What needs to be done
Write out the full listing again, exactly as it stands.

Extracted data
********************

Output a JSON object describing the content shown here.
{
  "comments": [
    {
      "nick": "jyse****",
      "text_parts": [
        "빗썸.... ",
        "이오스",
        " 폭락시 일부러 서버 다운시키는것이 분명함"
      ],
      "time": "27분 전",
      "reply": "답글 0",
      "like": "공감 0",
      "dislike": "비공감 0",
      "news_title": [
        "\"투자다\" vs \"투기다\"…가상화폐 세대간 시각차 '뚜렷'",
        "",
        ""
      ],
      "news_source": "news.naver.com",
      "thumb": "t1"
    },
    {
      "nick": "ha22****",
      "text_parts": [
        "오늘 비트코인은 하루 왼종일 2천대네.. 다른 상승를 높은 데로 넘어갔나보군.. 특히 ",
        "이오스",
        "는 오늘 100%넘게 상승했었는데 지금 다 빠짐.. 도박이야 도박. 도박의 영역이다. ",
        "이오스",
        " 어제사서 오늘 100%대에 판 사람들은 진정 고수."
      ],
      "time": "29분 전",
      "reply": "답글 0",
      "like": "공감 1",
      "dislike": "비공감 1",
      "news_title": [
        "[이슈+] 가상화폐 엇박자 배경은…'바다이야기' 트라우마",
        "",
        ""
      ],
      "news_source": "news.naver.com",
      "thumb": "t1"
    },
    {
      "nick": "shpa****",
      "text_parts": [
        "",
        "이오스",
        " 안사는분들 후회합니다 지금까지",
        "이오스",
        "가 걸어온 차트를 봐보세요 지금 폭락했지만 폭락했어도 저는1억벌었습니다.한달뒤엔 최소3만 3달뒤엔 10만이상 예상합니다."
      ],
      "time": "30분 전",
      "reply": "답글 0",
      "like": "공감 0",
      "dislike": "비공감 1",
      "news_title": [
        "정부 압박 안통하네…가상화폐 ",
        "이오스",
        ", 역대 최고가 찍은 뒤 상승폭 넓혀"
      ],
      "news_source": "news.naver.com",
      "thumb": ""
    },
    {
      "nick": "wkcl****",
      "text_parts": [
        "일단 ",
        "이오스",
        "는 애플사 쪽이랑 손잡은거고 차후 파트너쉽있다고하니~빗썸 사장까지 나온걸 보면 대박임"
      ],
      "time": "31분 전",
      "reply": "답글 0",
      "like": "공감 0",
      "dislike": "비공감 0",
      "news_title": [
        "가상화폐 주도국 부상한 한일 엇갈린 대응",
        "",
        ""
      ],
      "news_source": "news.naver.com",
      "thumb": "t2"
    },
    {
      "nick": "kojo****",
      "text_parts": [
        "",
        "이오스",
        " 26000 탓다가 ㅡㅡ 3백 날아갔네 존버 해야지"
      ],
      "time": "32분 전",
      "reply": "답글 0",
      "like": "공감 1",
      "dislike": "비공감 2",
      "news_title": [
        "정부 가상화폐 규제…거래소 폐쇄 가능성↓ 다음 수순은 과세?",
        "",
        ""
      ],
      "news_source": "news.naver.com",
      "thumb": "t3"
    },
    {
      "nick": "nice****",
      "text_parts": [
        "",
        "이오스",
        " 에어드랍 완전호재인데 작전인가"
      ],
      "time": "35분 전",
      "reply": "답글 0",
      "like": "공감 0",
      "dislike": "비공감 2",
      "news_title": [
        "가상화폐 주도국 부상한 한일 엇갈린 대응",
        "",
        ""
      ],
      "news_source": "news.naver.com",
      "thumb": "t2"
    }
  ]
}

********************

The completed task
Output a JSON object describing the content shown here.
{
  "comments": [
    {
      "nick": "jyse****",
      "text_parts": [
        "빗썸.... ",
        "이오스",
        " 폭락시 일부러 서버 다운시키는것이 분명함"
      ],
      "time": "27분 전",
      "reply": "답글 0",
      "like": "공감 0",
      "dislike": "비공감 0",
      "news_title": [
        "\"투자다\" vs \"투기다\"…가상화폐 세대간 시각차 '뚜렷'",
        "",
        ""
      ],
      "news_source": "news.naver.com",
      "thumb": "t1"
    },
    {
      "nick": "ha22****",
      "text_parts": [
        "오늘 비트코인은 하루 왼종일 2천대네.. 다른 상승를 높은 데로 넘어갔나보군.. 특히 ",
        "이오스",
        "는 오늘 100%넘게 상승했었는데 지금 다 빠짐.. 도박이야 도박. 도박의 영역이다. ",
        "이오스",
        " 어제사서 오늘 100%대에 판 사람들은 진정 고수."
      ],
      "time": "29분 전",
      "reply": "답글 0",
      "like": "공감 1",
      "dislike": "비공감 1",
      "news_title": [
        "[이슈+] 가상화폐 엇박자 배경은…'바다이야기' 트라우마",
        "",
        ""
      ],
      "news_source": "news.naver.com",
      "thumb": "t1"
    },
    {
      "nick": "shpa****",
      "text_parts": [
        "",
        "이오스",
        " 안사는분들 후회합니다 지금까지",
        "이오스",
        "가 걸어온 차트를 봐보세요 지금 폭락했지만 폭락했어도 저는1억벌었습니다.한달뒤엔 최소3만 3달뒤엔 10만이상 예상합니다."
      ],
      "time": "30분 전",
      "reply": "답글 0",
      "like": "공감 0",
      "dislike": "비공감 1",
      "news_title": [
        "정부 압박 안통하네…가상화폐 ",
        "이오스",
        ", 역대 최고가 찍은 뒤 상승폭 넓혀"
      ],
      "news_source": "news.naver.com",
      "thumb": ""
    },
    {
      "nick": "wkcl****",
      "text_parts": [
        "일단 ",
        "이오스",
        "는 애플사 쪽이랑 손잡은거고 차후 파트너쉽있다고하니~빗썸 사장까지 나온걸 보면 대박임"
      ],
      "time": "31분 전",
      "reply": "답글 0",
      "like": "공감 0",
      "dislike": "비공감 0",
      "news_title": [
        "가상화폐 주도국 부상한 한일 엇갈린 대응",
        "",
        ""
      ],
      "news_source": "news.naver.com",
      "thumb": "t2"
    },
    {
      "nick": "kojo****",
      "text_parts": [
        "",
        "이오스",
        " 26000 탓다가 ㅡㅡ 3백 날아갔네 존버 해야지"
      ],
      "time": "32분 전",
      "reply": "답글 0",
      "like": "공감 1",
      "dislike": "비공감 2",
      "news_title": [
        "정부 가상화폐 규제…거래소 폐쇄 가능성↓ 다음 수순은 과세?",
        "",
        ""
      ],
      "news_source": "news.naver.com",
      "thumb": "t3"
    },
    {
      "nick": "nice****",
      "text_parts": [
        "",
        "이오스",
        " 에어드랍 완전호재인데 작전인가"
      ],
      "time": "35분 전",
      "reply": "답글 0",
      "like": "공감 0",
      "dislike": "비공감 2",
      "news_title": [
        "가상화폐 주도국 부상한 한일 엇갈린 대응",
        "",
        ""
      ],
      "news_source": "news.naver.com",
      "thumb": "t2"
    }
  ]
}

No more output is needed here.